BRIEF: Return every line of the data below that includes the string "woman".

SOURCE MATERIAL:
— Begin —

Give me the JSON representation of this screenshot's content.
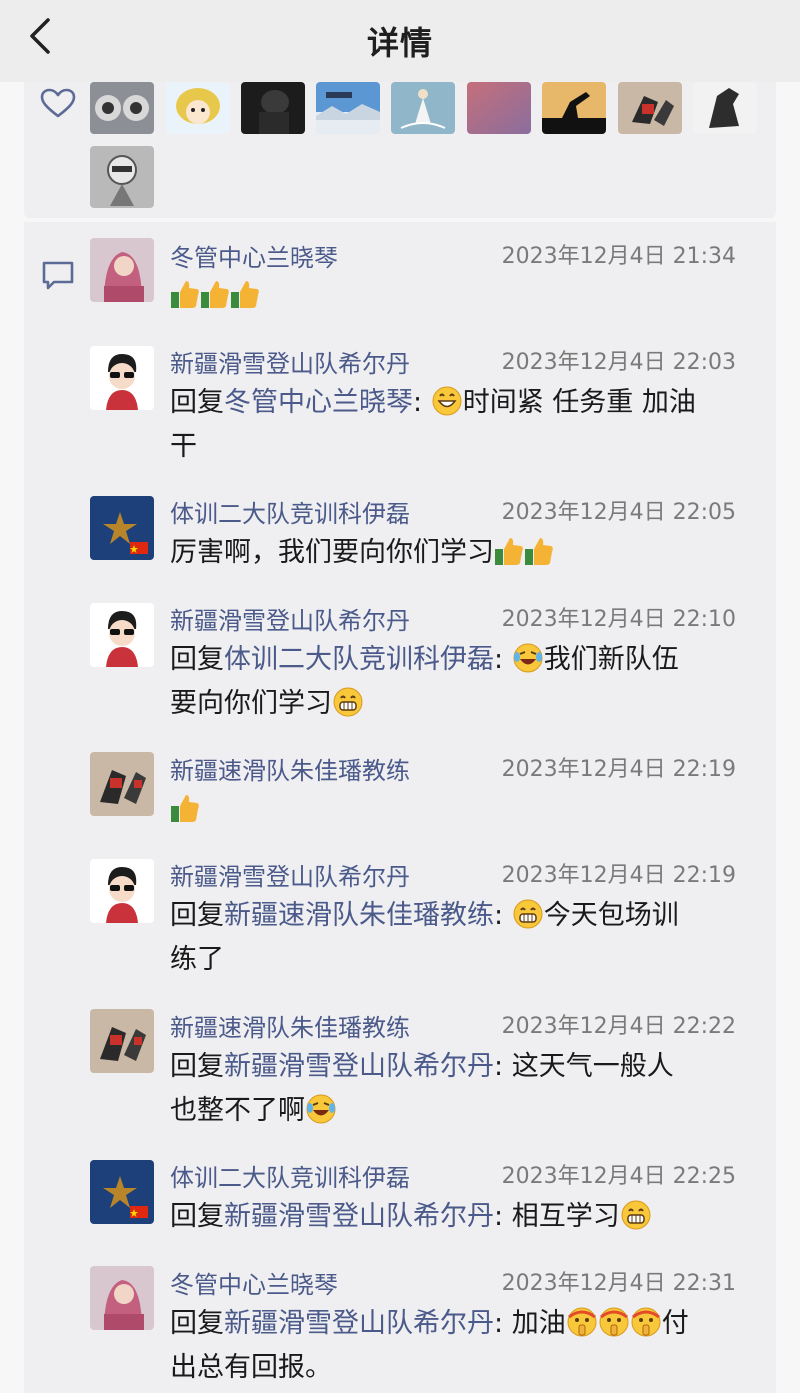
{
  "header": {
    "title": "详情"
  },
  "icons": {
    "back": "chevron-left-icon",
    "like": "heart-icon",
    "comment": "comment-bubble-icon"
  },
  "comments": [
    {
      "name": "冬管中心兰晓琴",
      "time": "2023年12月4日 21:34",
      "avatar": "pink-hair-woman"
    },
    {
      "name": "新疆滑雪登山队希尔丹",
      "time": "2023年12月4日 22:03",
      "avatar": "cartoon-sunglasses",
      "reply_to": "冬管中心兰晓琴",
      "text": "时间紧 任务重 加油",
      "text2": "干"
    },
    {
      "name": "体训二大队竞训科伊磊",
      "time": "2023年12月4日 22:05",
      "avatar": "star-flag",
      "text": "厉害啊，我们要向你们学习"
    },
    {
      "name": "新疆滑雪登山队希尔丹",
      "time": "2023年12月4日 22:10",
      "avatar": "cartoon-sunglasses",
      "reply_to": "体训二大队竞训科伊磊",
      "text": "我们新队伍",
      "text2": "要向你们学习"
    },
    {
      "name": "新疆速滑队朱佳璠教练",
      "time": "2023年12月4日 22:19",
      "avatar": "speed-skaters"
    },
    {
      "name": "新疆滑雪登山队希尔丹",
      "time": "2023年12月4日 22:19",
      "avatar": "cartoon-sunglasses",
      "reply_to": "新疆速滑队朱佳璠教练",
      "text": "今天包场训",
      "text2": "练了"
    },
    {
      "name": "新疆速滑队朱佳璠教练",
      "time": "2023年12月4日 22:22",
      "avatar": "speed-skaters",
      "reply_to": "新疆滑雪登山队希尔丹",
      "text": "这天气一般人",
      "text2": "也整不了啊"
    },
    {
      "name": "体训二大队竞训科伊磊",
      "time": "2023年12月4日 22:25",
      "avatar": "star-flag",
      "reply_to": "新疆滑雪登山队希尔丹",
      "text": "相互学习"
    },
    {
      "name": "冬管中心兰晓琴",
      "time": "2023年12月4日 22:31",
      "avatar": "pink-hair-woman",
      "reply_to": "新疆滑雪登山队希尔丹",
      "text": "加油",
      "text_after": "付",
      "text2": "出总有回报。"
    }
  ],
  "reply_prefix": "回复",
  "colon": ":"
}
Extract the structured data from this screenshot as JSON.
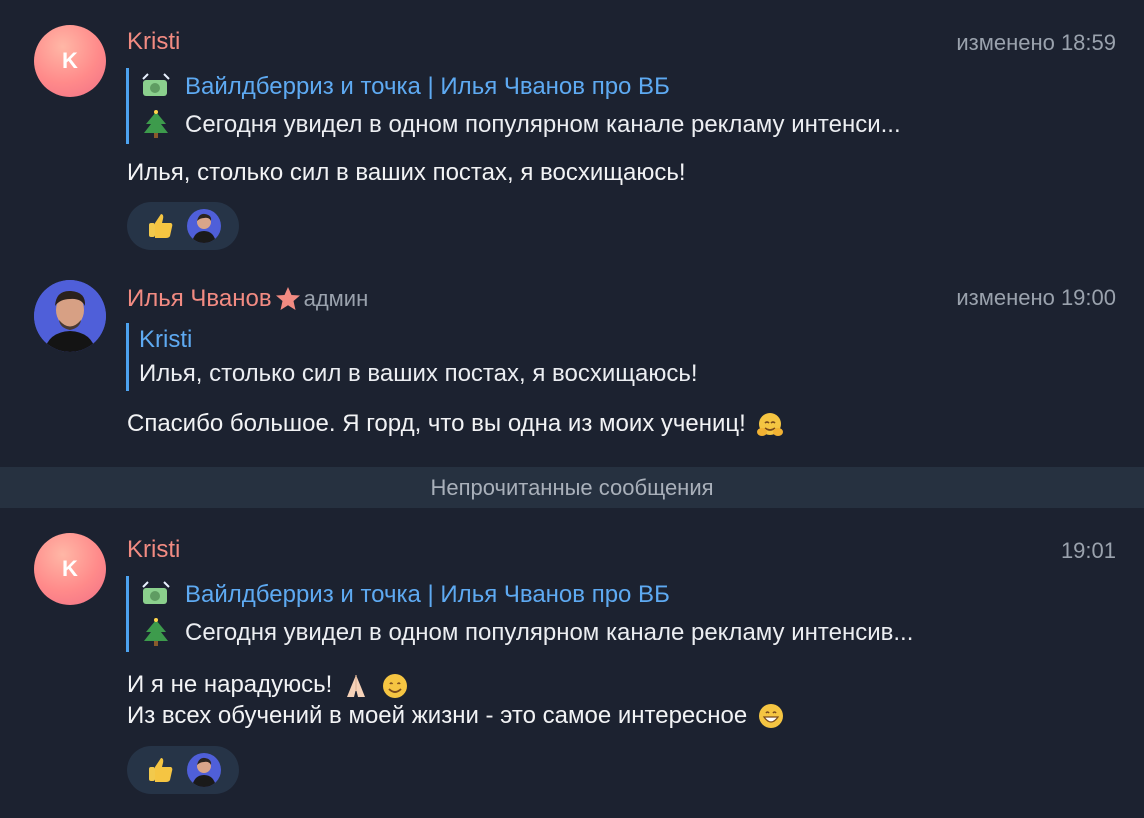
{
  "messages": [
    {
      "avatar_letter": "K",
      "author": "Kristi",
      "time": "изменено 18:59",
      "quote_title": "Вайлдберриз и точка | Илья Чванов про ВБ",
      "quote_text": "Сегодня увидел в одном популярном канале рекламу интенси...",
      "quote_title_icon": "money-icon",
      "quote_text_icon": "tree-icon",
      "body_lines": [
        "Илья, столько сил в ваших постах, я восхищаюсь!"
      ],
      "reactions": [
        "thumbs-up-icon",
        "reactor-avatar"
      ]
    },
    {
      "author": "Илья Чванов",
      "role": "админ",
      "time": "изменено 19:00",
      "quote_title": "Kristi",
      "quote_text": "Илья, столько сил в ваших постах, я восхищаюсь!",
      "body_lines": [
        "Спасибо большое. Я горд, что вы одна из моих учениц!"
      ],
      "body_icon": "hug-icon"
    },
    {
      "avatar_letter": "K",
      "author": "Kristi",
      "time": "19:01",
      "quote_title": "Вайлдберриз и точка | Илья Чванов про ВБ",
      "quote_text": "Сегодня увидел в одном популярном канале рекламу интенсив...",
      "quote_title_icon": "money-icon",
      "quote_text_icon": "tree-icon",
      "body_lines": [
        "И я не нарадуюсь!",
        "Из всех обучений в моей жизни - это самое интересное"
      ],
      "body_icons": [
        "pray-icon",
        "smile-icon",
        "grin-icon"
      ],
      "reactions": [
        "thumbs-up-icon",
        "reactor-avatar"
      ]
    }
  ],
  "divider_text": "Непрочитанные сообщения",
  "colors": {
    "background": "#1c2230",
    "author": "#f28b82",
    "link": "#5eaaf2",
    "quote_bar": "#4da3f0",
    "muted": "#9aa2ad"
  }
}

— End —

ANSWER FOR THIS EXERCISE:
      "avatar": "pink-hair-woman"
      "avatar": "pink-hair-woman",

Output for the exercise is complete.